For each line of the data below that holds "芯片型号", copy the line.

Recorded data:
>> Begin
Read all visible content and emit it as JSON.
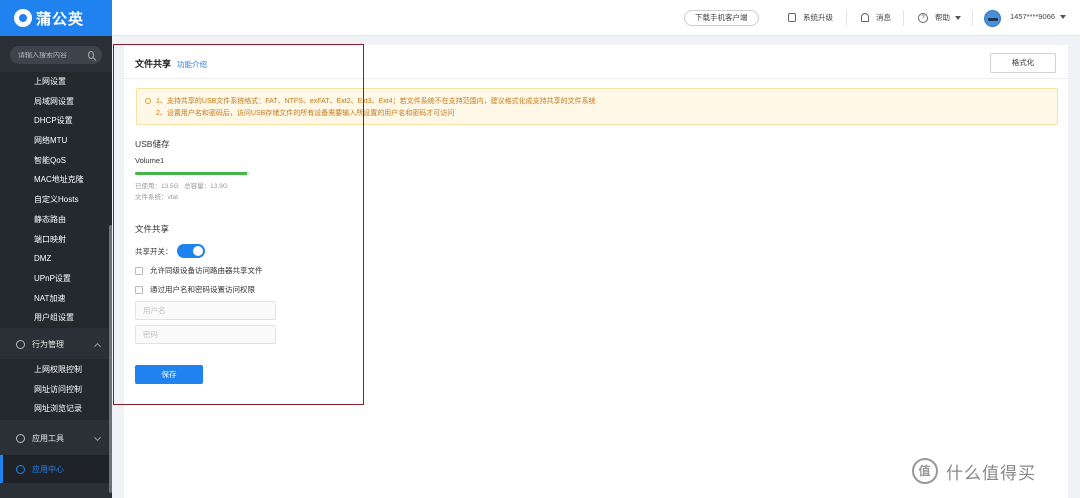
{
  "app": {
    "name": "蒲公英"
  },
  "sidebar": {
    "search_placeholder": "请输入搜索内容",
    "network_items": [
      {
        "label": "上网设置"
      },
      {
        "label": "局域网设置"
      },
      {
        "label": "DHCP设置"
      },
      {
        "label": "网络MTU"
      },
      {
        "label": "智能QoS"
      },
      {
        "label": "MAC地址克隆"
      },
      {
        "label": "自定义Hosts"
      },
      {
        "label": "静态路由"
      },
      {
        "label": "端口映射"
      },
      {
        "label": "DMZ"
      },
      {
        "label": "UPnP设置"
      },
      {
        "label": "NAT加速"
      },
      {
        "label": "用户组设置"
      }
    ],
    "behavior_group": {
      "label": "行为管理",
      "items": [
        {
          "label": "上网权限控制"
        },
        {
          "label": "网址访问控制"
        },
        {
          "label": "网址浏览记录"
        }
      ]
    },
    "tools_group": {
      "label": "应用工具"
    },
    "app_center": {
      "label": "应用中心"
    }
  },
  "topbar": {
    "download_label": "下载手机客户端",
    "upgrade_label": "系统升级",
    "messages_label": "消息",
    "help_label": "帮助",
    "user_label": "1457****9066"
  },
  "page": {
    "title": "文件共享",
    "intro_link": "功能介绍",
    "format_button": "格式化",
    "notice_line1": "1、支持共享的USB文件系统格式：FAT、NTFS、exFAT、Ext2、Ext3、Ext4；若文件系统不在支持范围内，建议格式化成支持共享的文件系统",
    "notice_line2": "2、设置用户名和密码后，访问USB存储文件的所有设备需要输入所设置的用户名和密码才可访问"
  },
  "usb": {
    "section_title": "USB储存",
    "volume_name": "Volume1",
    "used_label": "已使用：",
    "used_value": "13.5G",
    "total_label": "总容量：",
    "total_value": "13.9G",
    "fs_label": "文件系统：",
    "fs_value": "vfat",
    "usage_fraction": 0.97,
    "bar_color": "#44b549"
  },
  "share": {
    "section_title": "文件共享",
    "switch_label": "共享开关：",
    "switch_on": true,
    "allow_peer_label": "允许同级设备访问路由器共享文件",
    "auth_label": "通过用户名和密码设置访问权限",
    "username_placeholder": "用户名",
    "password_placeholder": "密码",
    "save_button": "保存"
  },
  "watermark": {
    "text": "什么值得买",
    "icon_text": "值"
  },
  "colors": {
    "accent": "#1f82ef",
    "sidebar_bg": "#2b3036",
    "highlight_border": "#8b1a2a",
    "notice_text": "#c7781a"
  }
}
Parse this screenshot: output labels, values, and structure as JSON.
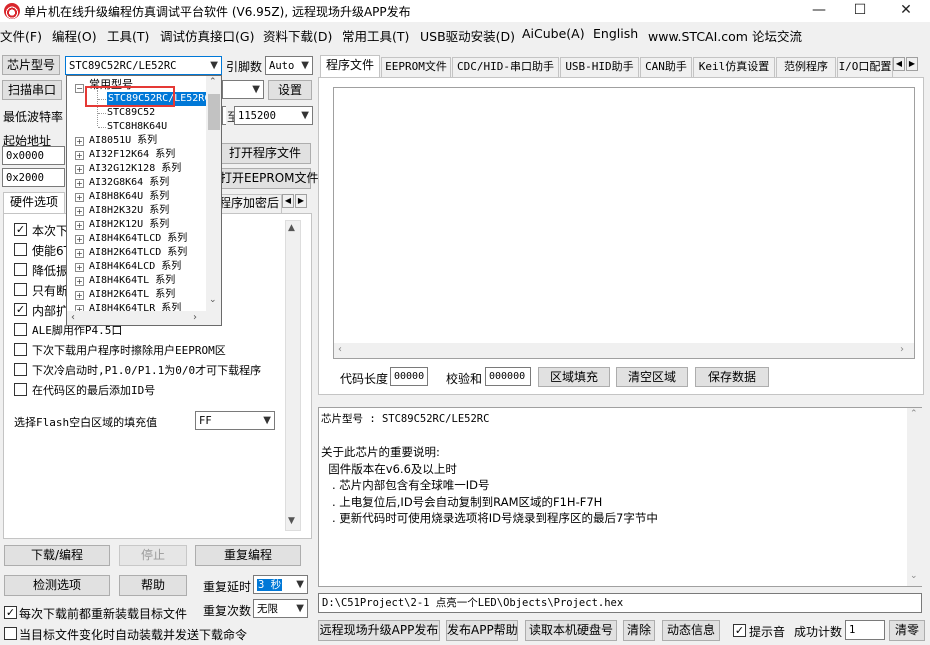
{
  "window": {
    "title": "单片机在线升级编程仿真调试平台软件 (V6.95Z), 远程现场升级APP发布",
    "minimize": "—",
    "maximize": "☐",
    "close": "✕"
  },
  "menu": [
    "文件(F)",
    "编程(O)",
    "工具(T)",
    "调试仿真接口(G)",
    "资料下载(D)",
    "常用工具(T)",
    "USB驱动安装(D)",
    "AiCube(A)",
    "English",
    "www.STCAI.com 论坛交流"
  ],
  "left": {
    "chip_label": "芯片型号",
    "chip_value": "STC89C52RC/LE52RC",
    "pin_label": "引脚数",
    "pin_value": "Auto",
    "scan_button": "扫描串口",
    "settings_button": "设置",
    "min_baud_label": "最低波特率",
    "max_baud_value": "115200",
    "start_addr_label": "起始地址",
    "addr1": "0x0000",
    "addr2": "0x2000",
    "open_program_button": "打开程序文件",
    "open_eeprom_button": "打开EEPROM文件",
    "tab_hw": "硬件选项",
    "tab_encrypt": "程序加密后",
    "options": [
      {
        "label": "本次下",
        "checked": true
      },
      {
        "label": "使能6T",
        "checked": false
      },
      {
        "label": "降低振",
        "checked": false
      },
      {
        "label": "只有断",
        "checked": false
      },
      {
        "label": "内部扩",
        "checked": true
      },
      {
        "label": "ALE脚用作P4.5口",
        "checked": false
      },
      {
        "label": "下次下载用户程序时擦除用户EEPROM区",
        "checked": false
      },
      {
        "label": "下次冷启动时,P1.0/P1.1为0/0才可下载程序",
        "checked": false
      },
      {
        "label": "在代码区的最后添加ID号",
        "checked": false
      }
    ],
    "fill_label": "选择Flash空白区域的填充值",
    "fill_value": "FF",
    "download_button": "下载/编程",
    "stop_button": "停止",
    "reprogram_button": "重复编程",
    "check_button": "检测选项",
    "help_button": "帮助",
    "delay_label": "重复延时",
    "delay_value": "3 秒",
    "count_label": "重复次数",
    "count_value": "无限",
    "reload_label": "每次下载前都重新装载目标文件",
    "reload_checked": true,
    "auto_label": "当目标文件变化时自动装载并发送下载命令",
    "auto_checked": false
  },
  "dropdown": {
    "group": "常用型号",
    "items": [
      "STC89C52RC/LE52RC",
      "STC89C52",
      "STC8H8K64U"
    ],
    "series": [
      "AI8051U 系列",
      "AI32F12K64 系列",
      "AI32G12K128 系列",
      "AI32G8K64 系列",
      "AI8H8K64U 系列",
      "AI8H2K32U 系列",
      "AI8H2K12U 系列",
      "AI8H4K64TLCD 系列",
      "AI8H2K64TLCD 系列",
      "AI8H4K64LCD 系列",
      "AI8H4K64TL 系列",
      "AI8H2K64TL 系列",
      "AI8H4K64TLR 系列"
    ]
  },
  "tabs": [
    "程序文件",
    "EEPROM文件",
    "CDC/HID-串口助手",
    "USB-HID助手",
    "CAN助手",
    "Keil仿真设置",
    "范例程序",
    "I/O口配置"
  ],
  "code": {
    "len_label": "代码长度",
    "len_value": "00000",
    "checksum_label": "校验和",
    "checksum_value": "000000",
    "fill_button": "区域填充",
    "clear_button": "清空区域",
    "save_button": "保存数据"
  },
  "info": {
    "lines": [
      "芯片型号 : STC89C52RC/LE52RC",
      "",
      "关于此芯片的重要说明:",
      "  固件版本在v6.6及以上时",
      "   . 芯片内部包含有全球唯一ID号",
      "   . 上电复位后,ID号会自动复制到RAM区域的F1H-F7H",
      "   . 更新代码时可使用烧录选项将ID号烧录到程序区的最后7字节中"
    ]
  },
  "path": "D:\\C51Project\\2-1 点亮一个LED\\Objects\\Project.hex",
  "bottom": {
    "remote_button": "远程现场升级APP发布",
    "publish_help_button": "发布APP帮助",
    "read_disk_button": "读取本机硬盘号",
    "clear_button": "清除",
    "dynamic_button": "动态信息",
    "beep_label": "提示音",
    "beep_checked": true,
    "success_label": "成功计数",
    "success_value": "1",
    "clear2_button": "清零"
  }
}
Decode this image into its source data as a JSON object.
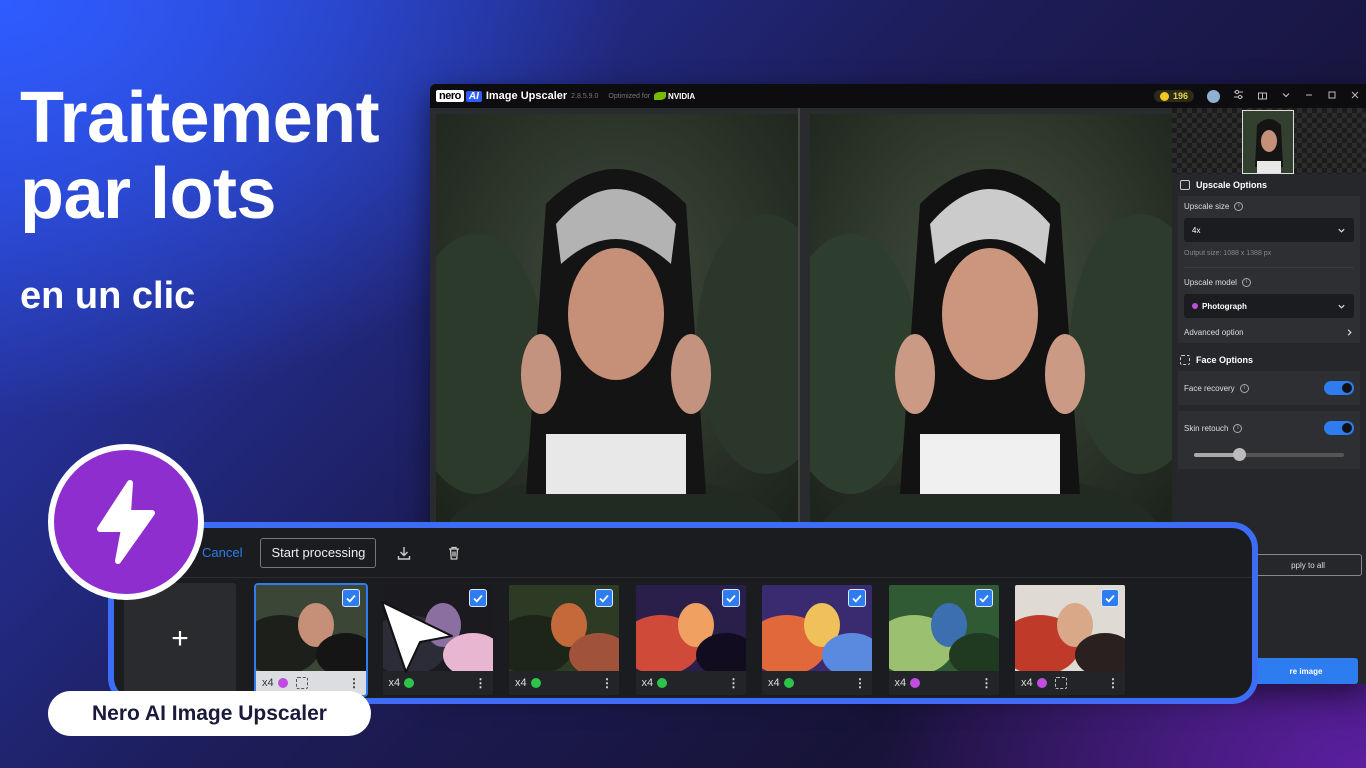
{
  "hero": {
    "title_line1": "Traitement",
    "title_line2": "par lots",
    "subtitle": "en un clic",
    "product_pill": "Nero AI Image Upscaler"
  },
  "app": {
    "brand_nero": "nero",
    "brand_ai": "AI",
    "title": "Image Upscaler",
    "version": "2.8.5.9.0",
    "optimized_for": "Optimized for",
    "nvidia": "NVIDIA",
    "credits": "196"
  },
  "sidepanel": {
    "upscale_options": "Upscale Options",
    "upscale_size_label": "Upscale size",
    "upscale_size_value": "4x",
    "output_size": "Output size: 1088 x 1388 px",
    "upscale_model_label": "Upscale model",
    "upscale_model_value": "Photograph",
    "advanced_option": "Advanced option",
    "face_options": "Face Options",
    "face_recovery": "Face recovery",
    "skin_retouch": "Skin retouch",
    "skin_retouch_level": 0.3,
    "apply_to_all": "pply to all",
    "save_image": "re image"
  },
  "batch": {
    "cancel": "Cancel",
    "start_processing": "Start processing",
    "add": "+",
    "items": [
      {
        "scale": "x4",
        "model_color": "#c04ce0",
        "face": true,
        "selected": true
      },
      {
        "scale": "x4",
        "model_color": "#2ec44a",
        "face": false,
        "selected": false
      },
      {
        "scale": "x4",
        "model_color": "#2ec44a",
        "face": false,
        "selected": false
      },
      {
        "scale": "x4",
        "model_color": "#2ec44a",
        "face": false,
        "selected": false
      },
      {
        "scale": "x4",
        "model_color": "#2ec44a",
        "face": false,
        "selected": false
      },
      {
        "scale": "x4",
        "model_color": "#c04ce0",
        "face": false,
        "selected": false
      },
      {
        "scale": "x4",
        "model_color": "#c04ce0",
        "face": true,
        "selected": false
      }
    ]
  },
  "colors": {
    "accent": "#2d7df0",
    "frame": "#3d6df5",
    "badge": "#8f2ecf"
  }
}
>> End
TASK OUTPUT:
    "chip_label": "芯片型号",
      "芯片型号 : STC89C52RC/LE52RC",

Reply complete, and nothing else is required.